**Exercise instructions:** All records should be reproduced verbatim.

####################

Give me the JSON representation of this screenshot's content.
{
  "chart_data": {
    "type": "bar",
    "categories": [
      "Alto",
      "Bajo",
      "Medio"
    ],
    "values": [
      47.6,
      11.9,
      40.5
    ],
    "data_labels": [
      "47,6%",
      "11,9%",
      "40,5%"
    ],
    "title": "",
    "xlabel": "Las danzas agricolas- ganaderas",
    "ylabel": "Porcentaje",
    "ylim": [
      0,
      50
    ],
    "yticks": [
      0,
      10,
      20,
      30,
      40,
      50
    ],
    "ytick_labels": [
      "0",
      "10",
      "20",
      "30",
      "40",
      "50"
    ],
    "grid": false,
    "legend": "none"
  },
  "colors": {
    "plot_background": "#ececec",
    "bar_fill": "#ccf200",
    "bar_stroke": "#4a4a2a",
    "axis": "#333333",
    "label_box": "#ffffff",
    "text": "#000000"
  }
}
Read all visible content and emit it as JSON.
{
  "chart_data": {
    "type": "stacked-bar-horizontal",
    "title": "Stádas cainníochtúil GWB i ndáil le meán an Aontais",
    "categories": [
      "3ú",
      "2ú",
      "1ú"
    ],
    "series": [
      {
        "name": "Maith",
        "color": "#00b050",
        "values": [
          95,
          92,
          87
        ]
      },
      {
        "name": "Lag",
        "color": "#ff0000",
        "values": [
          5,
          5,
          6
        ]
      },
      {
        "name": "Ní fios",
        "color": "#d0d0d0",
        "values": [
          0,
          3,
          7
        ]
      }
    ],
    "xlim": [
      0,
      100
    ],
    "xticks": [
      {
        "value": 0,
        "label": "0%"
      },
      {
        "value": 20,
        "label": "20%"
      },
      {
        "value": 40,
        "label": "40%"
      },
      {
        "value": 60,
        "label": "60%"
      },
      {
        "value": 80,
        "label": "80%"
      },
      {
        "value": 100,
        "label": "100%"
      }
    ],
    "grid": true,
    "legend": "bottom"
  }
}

####################

**Exercise result:**
Give me the JSON representation of this screenshot's content.
{
  "chart_data": {
    "type": "bar",
    "categories": [
      "Alto",
      "Bajo",
      "Medio"
    ],
    "values": [
      47.6,
      11.9,
      40.5
    ],
    "data_labels": [
      "47,6%",
      "11,9%",
      "40,5%"
    ],
    "title": "",
    "xlabel": "Las danzas agricolas- ganaderas",
    "ylabel": "Porcentaje",
    "ylim": [
      0,
      50
    ],
    "yticks": [
      0,
      10,
      20,
      30,
      40,
      50
    ],
    "ytick_labels": [
      "0",
      "10",
      "20",
      "30",
      "40",
      "50"
    ],
    "grid": false,
    "legend": "none"
  },
  "colors": {
    "plot_background": "#ececec",
    "bar_fill": "#ccf200",
    "bar_stroke": "#4a4a2a",
    "axis": "#333333",
    "label_box": "#ffffff",
    "text": "#000000"
  }
}
Read all visible content and emit it as JSON.
{
  "chart_data": {
    "type": "stacked-bar-horizontal",
    "title": "Stádas cainníochtúil GWB i ndáil le meán an Aontais",
    "categories": [
      "3ú",
      "2ú",
      "1ú"
    ],
    "series": [
      {
        "name": "Maith",
        "color": "#00b050",
        "values": [
          95,
          92,
          87
        ]
      },
      {
        "name": "Lag",
        "color": "#ff0000",
        "values": [
          5,
          5,
          6
        ]
      },
      {
        "name": "Ní fios",
        "color": "#d0d0d0",
        "values": [
          0,
          3,
          7
        ]
      }
    ],
    "xlim": [
      0,
      100
    ],
    "xticks": [
      {
        "value": 0,
        "label": "0%"
      },
      {
        "value": 20,
        "label": "20%"
      },
      {
        "value": 40,
        "label": "40%"
      },
      {
        "value": 60,
        "label": "60%"
      },
      {
        "value": 80,
        "label": "80%"
      },
      {
        "value": 100,
        "label": "100%"
      }
    ],
    "grid": true,
    "legend": "bottom"
  }
}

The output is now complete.